▸ Given exercise
Identify all lines below that hold "coastline" and collect them.

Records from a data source
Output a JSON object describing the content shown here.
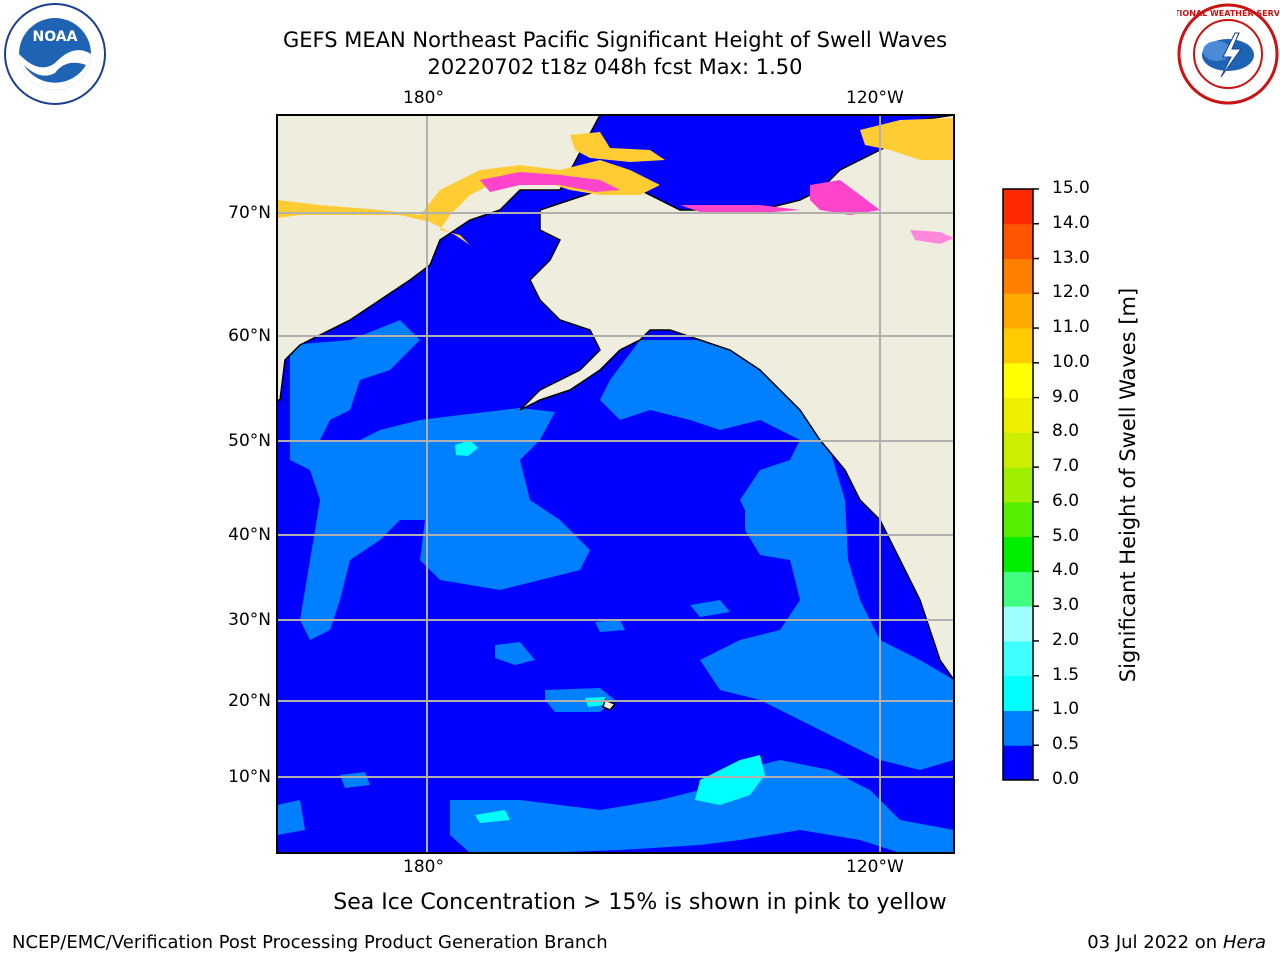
{
  "header": {
    "title_line1": "GEFS MEAN Northeast Pacific Significant Height of Swell Waves",
    "title_line2": "20220702 t18z 048h fcst   Max: 1.50"
  },
  "logos": {
    "left": "NOAA",
    "right": "NATIONAL WEATHER SERVICE"
  },
  "map": {
    "lon_labels": [
      "180°",
      "120°W"
    ],
    "lat_labels": [
      "70°N",
      "60°N",
      "50°N",
      "40°N",
      "30°N",
      "20°N",
      "10°N"
    ],
    "colors": {
      "land": "#efedde",
      "ocean_low": "#0000ff",
      "ocean_mid": "#0080ff",
      "ocean_high": "#00ffff",
      "ice": "#ffcc33",
      "ice_edge": "#ff44cc",
      "grid": "#b0b0b0"
    }
  },
  "colorbar": {
    "label": "Significant Height of Swell Waves [m]",
    "ticks": [
      "15.0",
      "14.0",
      "13.0",
      "12.0",
      "11.0",
      "10.0",
      "9.0",
      "8.0",
      "7.0",
      "6.0",
      "5.0",
      "4.0",
      "3.0",
      "2.0",
      "1.5",
      "1.0",
      "0.5",
      "0.0"
    ],
    "colors": [
      "#0000ff",
      "#0080ff",
      "#00ffff",
      "#40ffff",
      "#a0ffff",
      "#40ff80",
      "#00ee00",
      "#55ee00",
      "#a0ee00",
      "#ccee00",
      "#eeee00",
      "#ffff00",
      "#ffcc00",
      "#ffaa00",
      "#ff8000",
      "#ff5500",
      "#ff2a00"
    ]
  },
  "caption": "Sea Ice Concentration > 15% is shown in pink to yellow",
  "footer": {
    "left": "NCEP/EMC/Verification Post Processing Product Generation Branch",
    "right_date": "03 Jul 2022 on ",
    "right_host": "Hera"
  }
}
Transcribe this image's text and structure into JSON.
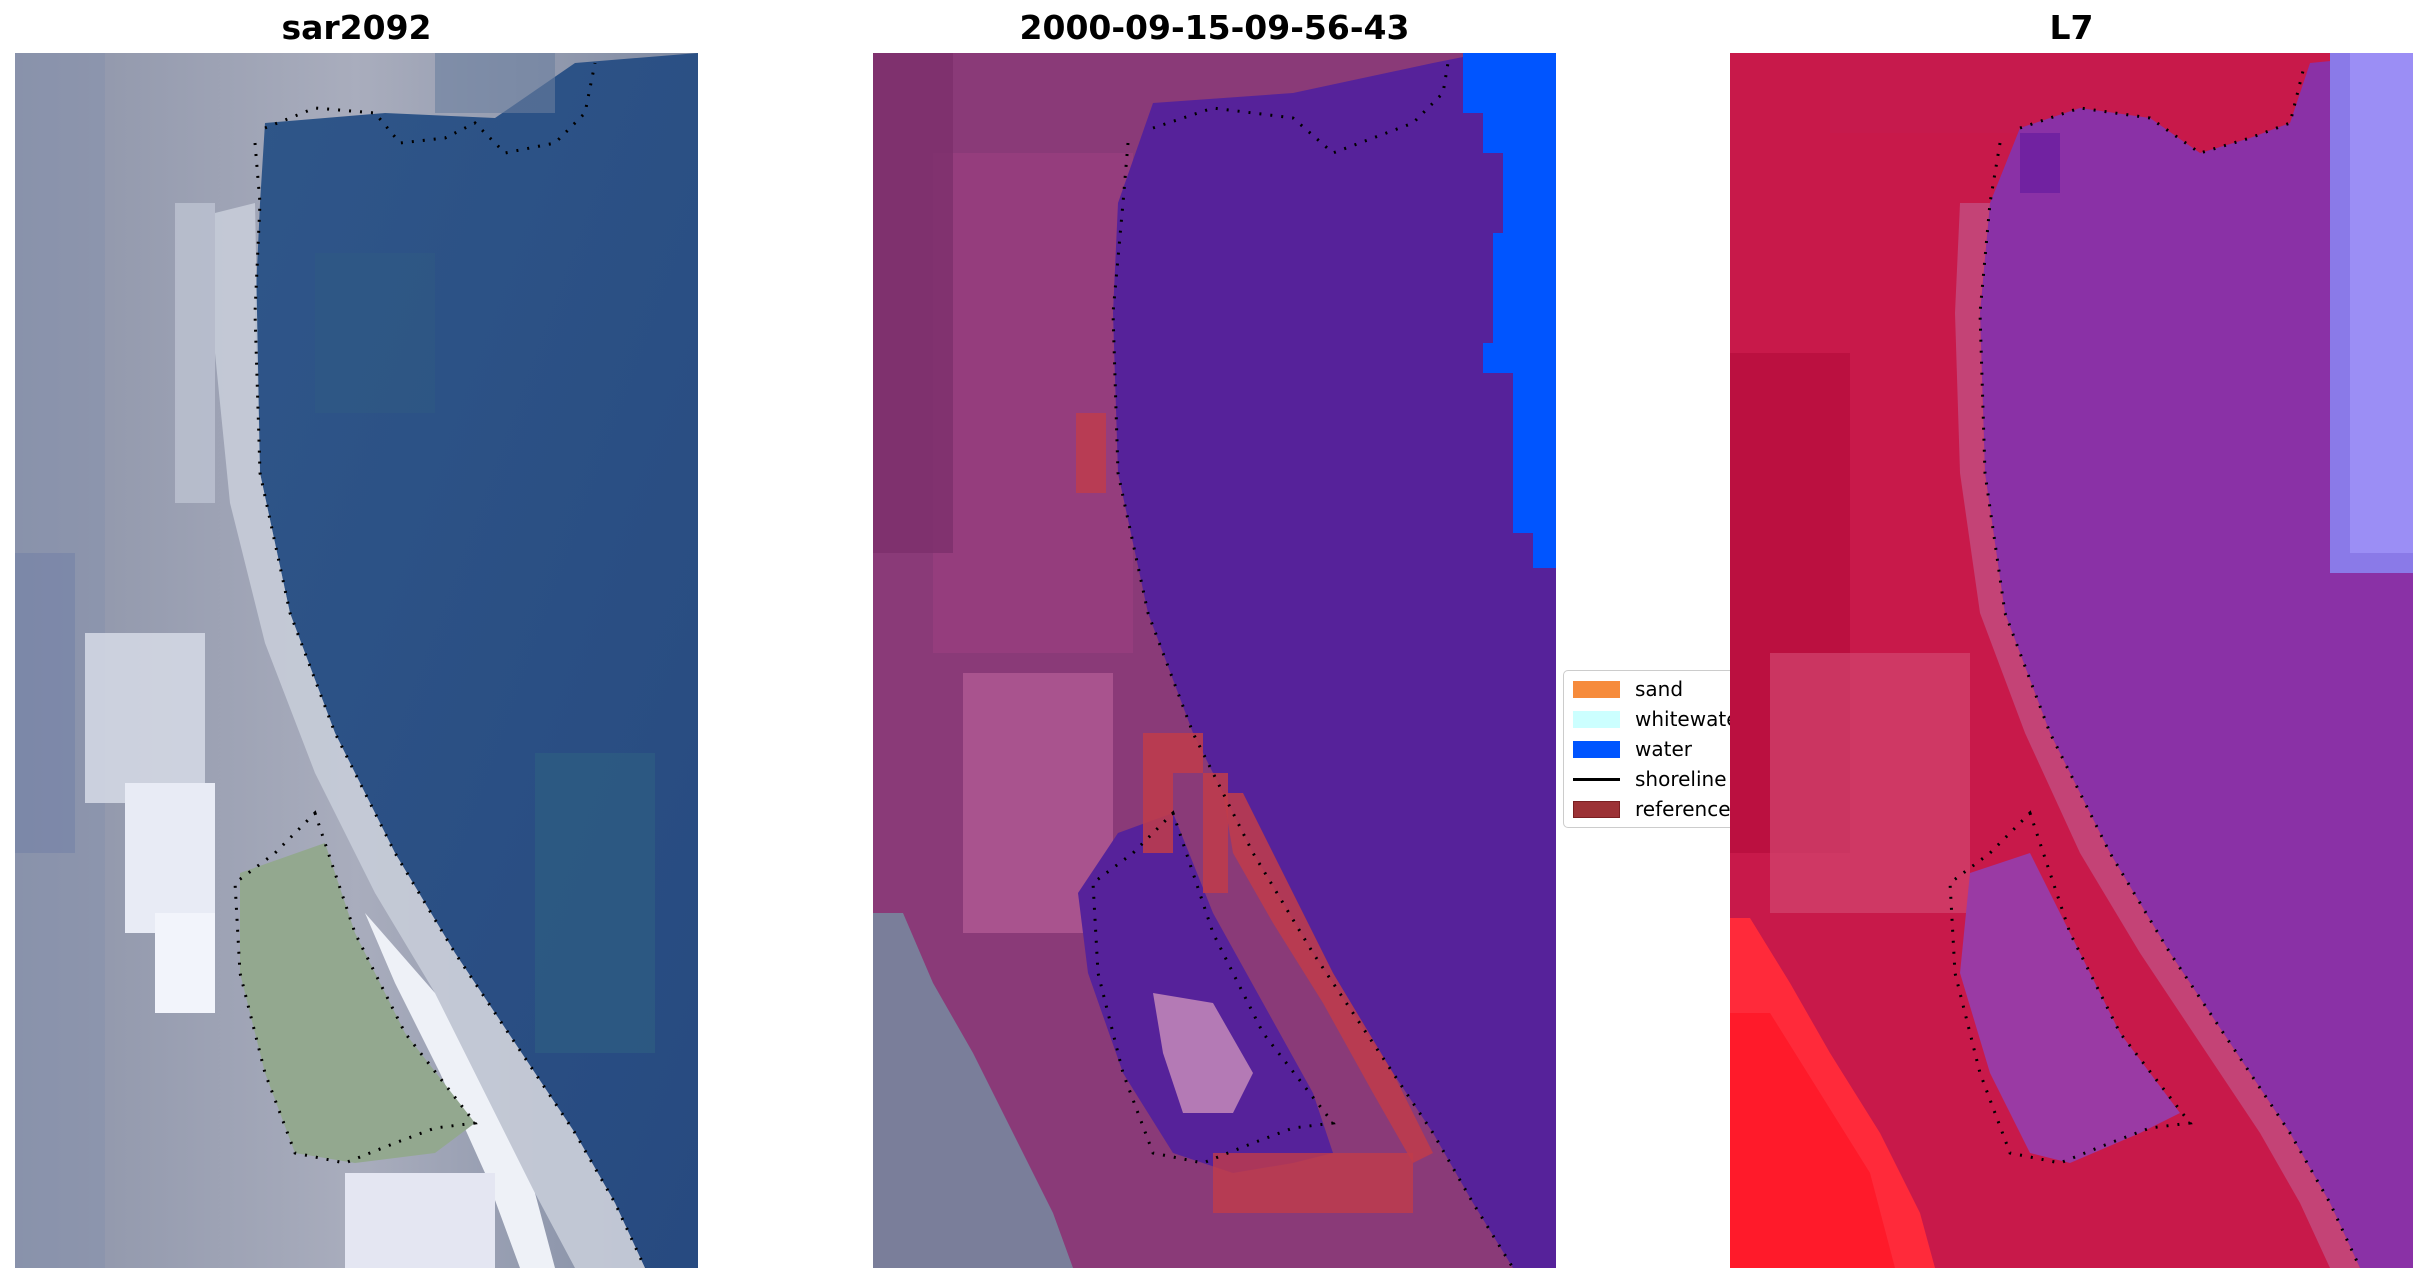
{
  "panels": [
    {
      "title": "sar2092",
      "image": "satellite true-color image of coastline"
    },
    {
      "title": "2000-09-15-09-56-43",
      "image": "classified image with sand, whitewater, water and reference overlay"
    },
    {
      "title": "L7",
      "image": "false-color Landsat 7 image of coastline"
    }
  ],
  "legend": {
    "items": [
      {
        "label": "sand",
        "color": "#f68b3c"
      },
      {
        "label": "whitewater",
        "color": "#ccffff"
      },
      {
        "label": "water",
        "color": "#0055ff"
      },
      {
        "label": "shoreline",
        "color": "#000000"
      },
      {
        "label": "reference",
        "color": "#9c3236"
      }
    ]
  }
}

▸ Task answer
      "image": "satellite true-color image of coastline"
      "image": "false-color Landsat 7 image of coastline"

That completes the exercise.